**Dataset rows**:
******
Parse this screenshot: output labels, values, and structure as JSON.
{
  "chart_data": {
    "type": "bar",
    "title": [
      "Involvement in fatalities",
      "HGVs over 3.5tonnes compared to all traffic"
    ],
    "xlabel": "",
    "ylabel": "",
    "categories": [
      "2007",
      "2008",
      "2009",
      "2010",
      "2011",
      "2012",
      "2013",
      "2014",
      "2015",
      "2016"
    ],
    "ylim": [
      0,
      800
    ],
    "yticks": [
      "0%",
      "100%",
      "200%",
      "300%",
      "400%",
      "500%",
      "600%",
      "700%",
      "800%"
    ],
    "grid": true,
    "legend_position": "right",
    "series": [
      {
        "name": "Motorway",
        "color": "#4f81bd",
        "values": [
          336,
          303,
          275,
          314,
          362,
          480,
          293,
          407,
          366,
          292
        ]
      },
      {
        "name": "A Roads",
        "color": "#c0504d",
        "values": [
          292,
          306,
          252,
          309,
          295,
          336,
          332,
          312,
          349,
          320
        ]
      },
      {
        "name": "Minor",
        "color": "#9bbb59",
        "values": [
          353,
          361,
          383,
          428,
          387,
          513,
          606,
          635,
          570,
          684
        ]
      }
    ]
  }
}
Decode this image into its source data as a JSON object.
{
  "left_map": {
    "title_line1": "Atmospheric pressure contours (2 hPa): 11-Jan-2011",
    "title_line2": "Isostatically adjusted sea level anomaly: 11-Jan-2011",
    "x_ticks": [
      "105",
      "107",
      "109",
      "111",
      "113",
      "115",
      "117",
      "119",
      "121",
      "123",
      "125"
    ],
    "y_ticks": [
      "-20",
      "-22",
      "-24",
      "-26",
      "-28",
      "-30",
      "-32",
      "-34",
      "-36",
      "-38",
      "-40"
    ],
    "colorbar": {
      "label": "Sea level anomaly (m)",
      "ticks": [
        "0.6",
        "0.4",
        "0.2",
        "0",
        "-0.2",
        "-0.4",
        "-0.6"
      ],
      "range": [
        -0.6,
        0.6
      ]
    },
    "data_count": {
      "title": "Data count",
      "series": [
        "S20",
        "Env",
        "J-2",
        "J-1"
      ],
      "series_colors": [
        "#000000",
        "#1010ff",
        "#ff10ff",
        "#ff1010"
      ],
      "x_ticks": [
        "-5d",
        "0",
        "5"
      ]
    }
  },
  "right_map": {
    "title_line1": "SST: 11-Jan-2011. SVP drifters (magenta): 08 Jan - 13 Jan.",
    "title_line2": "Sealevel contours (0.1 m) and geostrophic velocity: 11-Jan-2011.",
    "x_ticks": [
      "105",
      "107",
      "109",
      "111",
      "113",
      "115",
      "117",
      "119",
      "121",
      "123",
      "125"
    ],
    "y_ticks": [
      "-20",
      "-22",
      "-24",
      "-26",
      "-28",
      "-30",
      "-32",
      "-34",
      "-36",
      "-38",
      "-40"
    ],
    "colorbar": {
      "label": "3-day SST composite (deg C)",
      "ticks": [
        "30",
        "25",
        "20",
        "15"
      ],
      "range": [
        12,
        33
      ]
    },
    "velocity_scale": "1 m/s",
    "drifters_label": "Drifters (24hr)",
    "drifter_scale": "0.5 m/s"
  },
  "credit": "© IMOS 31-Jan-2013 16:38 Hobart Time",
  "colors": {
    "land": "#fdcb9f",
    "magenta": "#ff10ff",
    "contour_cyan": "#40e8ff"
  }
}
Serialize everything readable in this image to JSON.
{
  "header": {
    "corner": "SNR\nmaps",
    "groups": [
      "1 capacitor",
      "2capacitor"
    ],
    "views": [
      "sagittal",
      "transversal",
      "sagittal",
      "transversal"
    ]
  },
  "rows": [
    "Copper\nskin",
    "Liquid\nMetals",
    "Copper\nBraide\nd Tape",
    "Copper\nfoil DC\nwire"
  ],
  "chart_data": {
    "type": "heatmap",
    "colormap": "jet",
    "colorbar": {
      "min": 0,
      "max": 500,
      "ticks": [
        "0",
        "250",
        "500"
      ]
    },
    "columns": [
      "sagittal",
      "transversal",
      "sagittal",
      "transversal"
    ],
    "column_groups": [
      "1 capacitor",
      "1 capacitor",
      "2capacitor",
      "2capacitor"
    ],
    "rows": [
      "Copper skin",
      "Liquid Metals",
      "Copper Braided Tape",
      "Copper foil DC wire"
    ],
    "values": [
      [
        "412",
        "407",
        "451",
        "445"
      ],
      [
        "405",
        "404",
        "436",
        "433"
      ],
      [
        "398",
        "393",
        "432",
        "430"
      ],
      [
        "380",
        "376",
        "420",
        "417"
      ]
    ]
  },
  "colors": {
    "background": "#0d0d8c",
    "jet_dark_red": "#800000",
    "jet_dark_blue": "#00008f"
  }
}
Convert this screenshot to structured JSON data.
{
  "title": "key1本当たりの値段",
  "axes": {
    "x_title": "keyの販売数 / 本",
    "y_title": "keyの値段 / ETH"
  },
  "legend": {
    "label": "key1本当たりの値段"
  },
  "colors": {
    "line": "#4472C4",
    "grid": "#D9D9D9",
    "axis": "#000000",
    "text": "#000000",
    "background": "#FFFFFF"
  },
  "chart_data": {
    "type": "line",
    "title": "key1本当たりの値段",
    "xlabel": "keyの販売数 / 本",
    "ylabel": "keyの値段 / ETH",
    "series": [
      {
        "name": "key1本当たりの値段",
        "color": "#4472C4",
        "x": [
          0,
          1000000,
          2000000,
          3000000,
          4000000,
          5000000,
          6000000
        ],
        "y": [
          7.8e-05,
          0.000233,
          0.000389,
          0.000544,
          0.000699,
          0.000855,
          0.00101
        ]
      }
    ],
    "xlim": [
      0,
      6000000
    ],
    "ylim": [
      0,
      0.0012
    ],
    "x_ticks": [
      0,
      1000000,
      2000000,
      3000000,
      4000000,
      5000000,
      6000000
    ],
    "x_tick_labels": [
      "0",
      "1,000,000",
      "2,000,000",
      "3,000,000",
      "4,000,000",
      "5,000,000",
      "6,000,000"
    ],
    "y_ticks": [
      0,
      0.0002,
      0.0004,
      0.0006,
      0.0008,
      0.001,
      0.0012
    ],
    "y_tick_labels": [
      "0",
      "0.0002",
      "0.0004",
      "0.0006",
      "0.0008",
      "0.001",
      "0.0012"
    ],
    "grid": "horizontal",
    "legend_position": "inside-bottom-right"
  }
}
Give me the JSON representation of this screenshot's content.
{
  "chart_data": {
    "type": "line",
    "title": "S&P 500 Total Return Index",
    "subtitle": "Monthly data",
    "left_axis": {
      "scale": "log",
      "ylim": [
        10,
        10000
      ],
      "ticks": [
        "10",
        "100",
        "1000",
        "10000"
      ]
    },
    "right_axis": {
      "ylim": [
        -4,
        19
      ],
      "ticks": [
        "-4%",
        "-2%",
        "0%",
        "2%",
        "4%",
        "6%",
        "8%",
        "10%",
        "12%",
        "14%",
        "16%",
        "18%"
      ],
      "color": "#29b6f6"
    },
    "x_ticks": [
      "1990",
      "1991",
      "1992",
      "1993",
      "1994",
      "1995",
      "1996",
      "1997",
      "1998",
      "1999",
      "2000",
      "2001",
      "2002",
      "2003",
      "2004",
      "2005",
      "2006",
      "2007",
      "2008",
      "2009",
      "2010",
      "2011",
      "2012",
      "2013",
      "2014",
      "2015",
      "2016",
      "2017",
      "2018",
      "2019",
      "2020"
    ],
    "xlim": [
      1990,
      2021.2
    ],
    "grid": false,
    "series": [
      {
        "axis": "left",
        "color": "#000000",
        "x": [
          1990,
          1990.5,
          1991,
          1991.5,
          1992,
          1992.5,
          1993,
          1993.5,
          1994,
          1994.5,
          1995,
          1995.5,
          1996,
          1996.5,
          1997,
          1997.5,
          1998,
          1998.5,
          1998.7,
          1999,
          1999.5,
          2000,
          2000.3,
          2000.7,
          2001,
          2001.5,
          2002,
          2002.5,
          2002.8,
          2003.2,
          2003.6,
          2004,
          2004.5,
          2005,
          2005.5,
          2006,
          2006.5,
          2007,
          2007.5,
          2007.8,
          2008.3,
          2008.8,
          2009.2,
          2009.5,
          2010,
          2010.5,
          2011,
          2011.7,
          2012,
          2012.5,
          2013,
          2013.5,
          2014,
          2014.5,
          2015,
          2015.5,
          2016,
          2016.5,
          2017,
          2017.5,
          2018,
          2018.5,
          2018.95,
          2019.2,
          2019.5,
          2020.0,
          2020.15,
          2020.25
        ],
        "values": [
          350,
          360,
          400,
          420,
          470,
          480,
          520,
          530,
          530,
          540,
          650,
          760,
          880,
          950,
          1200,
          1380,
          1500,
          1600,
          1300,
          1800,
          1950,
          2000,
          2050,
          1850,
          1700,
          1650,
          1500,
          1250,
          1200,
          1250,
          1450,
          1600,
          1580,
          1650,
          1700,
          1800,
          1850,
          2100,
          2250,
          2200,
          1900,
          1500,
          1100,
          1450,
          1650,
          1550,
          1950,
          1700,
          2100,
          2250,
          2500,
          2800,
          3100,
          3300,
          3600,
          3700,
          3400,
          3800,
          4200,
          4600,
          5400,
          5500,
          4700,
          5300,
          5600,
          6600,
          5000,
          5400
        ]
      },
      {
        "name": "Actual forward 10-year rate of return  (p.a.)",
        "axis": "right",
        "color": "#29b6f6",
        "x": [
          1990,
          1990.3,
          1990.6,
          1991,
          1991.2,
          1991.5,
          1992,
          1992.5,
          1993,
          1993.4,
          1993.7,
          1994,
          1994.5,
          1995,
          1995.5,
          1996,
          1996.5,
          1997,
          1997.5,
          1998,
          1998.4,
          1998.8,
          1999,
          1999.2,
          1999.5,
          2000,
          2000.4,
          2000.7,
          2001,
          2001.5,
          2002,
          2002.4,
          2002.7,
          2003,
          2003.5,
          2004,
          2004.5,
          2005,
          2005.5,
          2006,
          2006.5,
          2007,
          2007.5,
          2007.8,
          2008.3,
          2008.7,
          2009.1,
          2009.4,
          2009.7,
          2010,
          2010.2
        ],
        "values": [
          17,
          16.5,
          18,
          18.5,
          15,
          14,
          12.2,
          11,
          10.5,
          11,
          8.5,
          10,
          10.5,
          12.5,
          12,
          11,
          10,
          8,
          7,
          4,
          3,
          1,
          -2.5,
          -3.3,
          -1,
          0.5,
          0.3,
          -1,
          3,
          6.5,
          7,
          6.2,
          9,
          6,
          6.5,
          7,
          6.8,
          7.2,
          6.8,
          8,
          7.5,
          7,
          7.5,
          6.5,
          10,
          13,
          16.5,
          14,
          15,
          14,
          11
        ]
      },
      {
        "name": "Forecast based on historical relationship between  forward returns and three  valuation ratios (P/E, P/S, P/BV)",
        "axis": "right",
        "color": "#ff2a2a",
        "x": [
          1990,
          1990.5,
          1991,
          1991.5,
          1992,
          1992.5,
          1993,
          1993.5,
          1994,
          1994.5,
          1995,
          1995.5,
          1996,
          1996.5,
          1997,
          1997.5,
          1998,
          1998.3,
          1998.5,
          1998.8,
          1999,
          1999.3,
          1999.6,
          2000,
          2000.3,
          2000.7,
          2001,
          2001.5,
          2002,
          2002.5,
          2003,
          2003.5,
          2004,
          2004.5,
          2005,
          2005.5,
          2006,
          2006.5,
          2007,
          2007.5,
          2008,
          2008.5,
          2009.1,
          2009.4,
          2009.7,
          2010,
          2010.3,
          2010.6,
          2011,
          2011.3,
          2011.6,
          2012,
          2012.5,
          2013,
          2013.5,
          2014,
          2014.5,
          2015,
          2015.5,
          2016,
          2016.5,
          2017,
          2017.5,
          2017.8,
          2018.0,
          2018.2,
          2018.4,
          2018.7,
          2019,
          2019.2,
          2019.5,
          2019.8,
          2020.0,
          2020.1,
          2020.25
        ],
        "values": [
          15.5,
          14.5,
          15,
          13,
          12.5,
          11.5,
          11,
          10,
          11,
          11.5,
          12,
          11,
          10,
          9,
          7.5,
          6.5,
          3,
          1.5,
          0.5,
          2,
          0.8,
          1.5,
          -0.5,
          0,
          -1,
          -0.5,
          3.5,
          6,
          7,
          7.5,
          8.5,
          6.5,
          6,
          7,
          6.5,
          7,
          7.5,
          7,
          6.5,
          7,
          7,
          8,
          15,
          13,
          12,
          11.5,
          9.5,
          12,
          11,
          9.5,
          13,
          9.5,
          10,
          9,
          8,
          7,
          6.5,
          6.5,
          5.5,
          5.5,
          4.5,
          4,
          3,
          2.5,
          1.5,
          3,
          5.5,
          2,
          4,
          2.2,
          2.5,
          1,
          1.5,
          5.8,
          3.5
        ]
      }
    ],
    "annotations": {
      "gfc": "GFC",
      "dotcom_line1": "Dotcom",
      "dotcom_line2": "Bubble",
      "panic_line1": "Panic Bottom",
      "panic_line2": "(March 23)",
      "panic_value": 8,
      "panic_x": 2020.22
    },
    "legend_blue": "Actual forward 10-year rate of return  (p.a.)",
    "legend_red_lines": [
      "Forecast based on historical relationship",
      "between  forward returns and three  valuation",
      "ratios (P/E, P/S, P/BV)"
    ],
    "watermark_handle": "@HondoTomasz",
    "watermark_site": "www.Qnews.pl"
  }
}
******
**EXERCISE BRIEF**:
Identify all lines in the records above with the word "rate".

**FINAL ANSWER**:
        "name": "Actual forward 10-year rate of return  (p.a.)",
    "legend_blue": "Actual forward 10-year rate of return  (p.a.)",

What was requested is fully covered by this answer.